• What you will do:
Gather from the material every line that contains the string "muerte".

- - - - -

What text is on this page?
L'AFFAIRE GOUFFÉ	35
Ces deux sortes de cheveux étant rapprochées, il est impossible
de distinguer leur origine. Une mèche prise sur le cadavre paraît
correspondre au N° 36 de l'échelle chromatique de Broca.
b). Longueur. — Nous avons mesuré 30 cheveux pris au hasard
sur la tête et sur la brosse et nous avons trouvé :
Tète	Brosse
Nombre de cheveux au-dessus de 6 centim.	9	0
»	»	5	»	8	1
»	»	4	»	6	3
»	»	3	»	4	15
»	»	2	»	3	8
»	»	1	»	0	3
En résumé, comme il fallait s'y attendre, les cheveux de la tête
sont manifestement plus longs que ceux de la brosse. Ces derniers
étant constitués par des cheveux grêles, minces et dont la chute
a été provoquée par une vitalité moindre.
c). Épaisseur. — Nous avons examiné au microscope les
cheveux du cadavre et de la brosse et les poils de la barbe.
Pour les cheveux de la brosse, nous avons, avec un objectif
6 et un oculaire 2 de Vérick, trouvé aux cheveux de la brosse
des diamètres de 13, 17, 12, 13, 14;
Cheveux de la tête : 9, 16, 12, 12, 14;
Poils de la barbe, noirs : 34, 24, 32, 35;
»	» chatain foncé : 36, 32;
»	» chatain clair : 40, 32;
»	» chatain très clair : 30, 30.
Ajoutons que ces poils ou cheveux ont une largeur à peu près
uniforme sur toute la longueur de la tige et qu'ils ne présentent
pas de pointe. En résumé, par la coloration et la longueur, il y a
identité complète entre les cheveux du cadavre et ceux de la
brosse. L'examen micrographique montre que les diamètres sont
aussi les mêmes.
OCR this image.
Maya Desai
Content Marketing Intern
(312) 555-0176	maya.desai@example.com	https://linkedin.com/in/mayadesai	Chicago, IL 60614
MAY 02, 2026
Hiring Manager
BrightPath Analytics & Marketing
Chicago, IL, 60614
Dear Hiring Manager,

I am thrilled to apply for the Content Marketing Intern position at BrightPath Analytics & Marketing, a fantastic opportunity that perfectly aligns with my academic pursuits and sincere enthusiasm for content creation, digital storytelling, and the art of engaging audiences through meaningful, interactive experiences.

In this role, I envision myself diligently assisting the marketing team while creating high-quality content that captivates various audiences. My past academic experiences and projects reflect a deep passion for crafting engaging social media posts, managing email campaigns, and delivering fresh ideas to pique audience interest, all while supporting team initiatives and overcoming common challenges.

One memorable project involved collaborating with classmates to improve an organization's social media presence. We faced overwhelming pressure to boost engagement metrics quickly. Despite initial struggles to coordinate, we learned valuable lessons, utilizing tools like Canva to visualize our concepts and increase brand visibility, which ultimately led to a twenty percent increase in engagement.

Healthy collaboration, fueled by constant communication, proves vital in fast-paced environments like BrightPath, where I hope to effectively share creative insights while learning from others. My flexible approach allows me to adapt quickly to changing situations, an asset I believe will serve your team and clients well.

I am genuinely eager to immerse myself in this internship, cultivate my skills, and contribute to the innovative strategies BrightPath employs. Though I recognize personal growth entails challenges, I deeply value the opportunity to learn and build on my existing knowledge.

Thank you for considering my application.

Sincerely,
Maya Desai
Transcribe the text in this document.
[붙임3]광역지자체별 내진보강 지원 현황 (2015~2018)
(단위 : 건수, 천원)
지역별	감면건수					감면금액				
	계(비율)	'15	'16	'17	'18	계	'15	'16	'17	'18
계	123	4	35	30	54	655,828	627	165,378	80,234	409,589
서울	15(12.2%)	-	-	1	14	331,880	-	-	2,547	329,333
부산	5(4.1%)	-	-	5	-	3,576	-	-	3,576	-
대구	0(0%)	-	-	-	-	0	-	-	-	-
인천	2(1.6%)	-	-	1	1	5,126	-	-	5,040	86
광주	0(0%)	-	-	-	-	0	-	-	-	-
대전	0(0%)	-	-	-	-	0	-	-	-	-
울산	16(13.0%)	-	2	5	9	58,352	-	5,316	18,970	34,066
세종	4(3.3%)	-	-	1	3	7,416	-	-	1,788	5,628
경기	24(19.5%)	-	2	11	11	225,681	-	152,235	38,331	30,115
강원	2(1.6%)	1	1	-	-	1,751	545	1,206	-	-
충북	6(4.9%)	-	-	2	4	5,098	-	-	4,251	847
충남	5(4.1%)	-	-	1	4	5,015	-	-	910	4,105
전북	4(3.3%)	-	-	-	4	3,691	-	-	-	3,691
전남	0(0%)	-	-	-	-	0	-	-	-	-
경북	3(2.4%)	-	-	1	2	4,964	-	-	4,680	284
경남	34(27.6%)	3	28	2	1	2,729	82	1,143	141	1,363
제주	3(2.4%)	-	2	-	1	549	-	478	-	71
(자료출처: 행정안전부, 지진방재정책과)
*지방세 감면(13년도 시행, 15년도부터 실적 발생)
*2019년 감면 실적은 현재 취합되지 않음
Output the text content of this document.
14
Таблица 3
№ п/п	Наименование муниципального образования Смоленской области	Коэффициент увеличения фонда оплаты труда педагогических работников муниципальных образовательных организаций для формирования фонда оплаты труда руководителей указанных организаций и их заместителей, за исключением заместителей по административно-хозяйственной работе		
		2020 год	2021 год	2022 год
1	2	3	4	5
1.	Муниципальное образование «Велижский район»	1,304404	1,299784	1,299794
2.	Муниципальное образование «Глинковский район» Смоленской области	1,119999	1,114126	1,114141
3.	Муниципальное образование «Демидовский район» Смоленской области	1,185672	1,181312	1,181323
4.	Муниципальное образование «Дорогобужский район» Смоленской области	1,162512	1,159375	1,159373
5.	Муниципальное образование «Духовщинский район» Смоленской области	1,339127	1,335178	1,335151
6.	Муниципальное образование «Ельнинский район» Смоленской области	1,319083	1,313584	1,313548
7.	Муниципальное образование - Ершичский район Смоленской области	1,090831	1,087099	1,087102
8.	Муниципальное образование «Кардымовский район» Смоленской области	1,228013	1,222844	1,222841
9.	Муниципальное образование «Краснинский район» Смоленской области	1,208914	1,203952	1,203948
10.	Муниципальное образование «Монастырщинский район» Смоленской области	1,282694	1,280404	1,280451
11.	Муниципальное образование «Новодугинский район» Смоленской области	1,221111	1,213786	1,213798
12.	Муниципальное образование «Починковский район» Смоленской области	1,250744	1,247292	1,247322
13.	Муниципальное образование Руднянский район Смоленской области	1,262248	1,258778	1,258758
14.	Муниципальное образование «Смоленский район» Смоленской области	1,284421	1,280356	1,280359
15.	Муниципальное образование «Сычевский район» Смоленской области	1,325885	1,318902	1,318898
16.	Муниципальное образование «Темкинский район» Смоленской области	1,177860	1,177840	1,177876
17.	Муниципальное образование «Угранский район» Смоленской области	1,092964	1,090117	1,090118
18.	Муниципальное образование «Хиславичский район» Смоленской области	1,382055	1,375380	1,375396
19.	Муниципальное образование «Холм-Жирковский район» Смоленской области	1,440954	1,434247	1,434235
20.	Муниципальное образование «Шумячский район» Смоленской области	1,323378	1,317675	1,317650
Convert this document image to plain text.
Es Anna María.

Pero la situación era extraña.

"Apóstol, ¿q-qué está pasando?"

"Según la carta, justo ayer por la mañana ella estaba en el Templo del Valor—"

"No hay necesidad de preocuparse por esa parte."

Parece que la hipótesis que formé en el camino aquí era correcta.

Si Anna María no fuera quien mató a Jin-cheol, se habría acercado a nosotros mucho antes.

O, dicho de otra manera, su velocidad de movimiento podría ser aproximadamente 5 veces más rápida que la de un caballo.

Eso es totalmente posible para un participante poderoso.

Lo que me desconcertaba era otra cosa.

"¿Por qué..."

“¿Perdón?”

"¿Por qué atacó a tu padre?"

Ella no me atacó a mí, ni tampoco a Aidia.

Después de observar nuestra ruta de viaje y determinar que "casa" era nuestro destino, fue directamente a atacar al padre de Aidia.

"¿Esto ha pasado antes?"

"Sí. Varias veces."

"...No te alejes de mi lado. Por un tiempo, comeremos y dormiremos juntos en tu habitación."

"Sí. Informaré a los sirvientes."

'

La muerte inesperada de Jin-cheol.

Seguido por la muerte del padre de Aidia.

- - - - -

• Answer in full:
La muerte inesperada de Jin-cheol.
Seguido por la muerte del padre de Aidia.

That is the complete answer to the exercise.